= SET EXERCISE =
Return the records that follow, matching each one exactly.

= RECORDS SUPPLIED =
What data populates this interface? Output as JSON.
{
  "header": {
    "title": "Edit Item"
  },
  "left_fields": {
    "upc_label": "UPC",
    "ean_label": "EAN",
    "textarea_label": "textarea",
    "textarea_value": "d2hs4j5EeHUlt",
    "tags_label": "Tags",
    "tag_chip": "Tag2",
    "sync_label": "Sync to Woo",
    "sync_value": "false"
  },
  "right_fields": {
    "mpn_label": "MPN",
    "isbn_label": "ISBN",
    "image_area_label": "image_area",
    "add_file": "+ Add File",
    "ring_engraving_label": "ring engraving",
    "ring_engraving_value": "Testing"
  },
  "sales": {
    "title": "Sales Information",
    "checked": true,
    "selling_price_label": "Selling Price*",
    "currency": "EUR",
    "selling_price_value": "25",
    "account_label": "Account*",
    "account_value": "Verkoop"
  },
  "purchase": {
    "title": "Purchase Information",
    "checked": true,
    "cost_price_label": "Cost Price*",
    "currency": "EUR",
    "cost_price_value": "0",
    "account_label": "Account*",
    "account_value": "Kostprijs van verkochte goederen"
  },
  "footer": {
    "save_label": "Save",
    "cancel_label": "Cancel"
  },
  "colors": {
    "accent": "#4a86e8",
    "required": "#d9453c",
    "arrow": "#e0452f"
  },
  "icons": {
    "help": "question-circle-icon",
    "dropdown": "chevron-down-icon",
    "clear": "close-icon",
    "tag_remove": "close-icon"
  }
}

= IN RESPONSE =
What data populates this interface? Output as JSON.
{
  "header": {
    "title": "Edit Item"
  },
  "left_fields": {
    "upc_label": "UPC",
    "ean_label": "EAN",
    "textarea_label": "textarea",
    "textarea_value": "d2hs4j5EeHUlt",
    "tags_label": "Tags",
    "tag_chip": "Tag2",
    "sync_label": "Sync to Woo",
    "sync_value": "false"
  },
  "right_fields": {
    "mpn_label": "MPN",
    "isbn_label": "ISBN",
    "image_area_label": "image_area",
    "add_file": "+ Add File",
    "ring_engraving_label": "ring engraving",
    "ring_engraving_value": "Testing"
  },
  "sales": {
    "title": "Sales Information",
    "checked": true,
    "selling_price_label": "Selling Price*",
    "currency": "EUR",
    "selling_price_value": "25",
    "account_label": "Account*",
    "account_value": "Verkoop"
  },
  "purchase": {
    "title": "Purchase Information",
    "checked": true,
    "cost_price_label": "Cost Price*",
    "currency": "EUR",
    "cost_price_value": "0",
    "account_label": "Account*",
    "account_value": "Kostprijs van verkochte goederen"
  },
  "footer": {
    "save_label": "Save",
    "cancel_label": "Cancel"
  },
  "colors": {
    "accent": "#4a86e8",
    "required": "#d9453c",
    "arrow": "#e0452f"
  },
  "icons": {
    "help": "question-circle-icon",
    "dropdown": "chevron-down-icon",
    "clear": "close-icon",
    "tag_remove": "close-icon"
  }
}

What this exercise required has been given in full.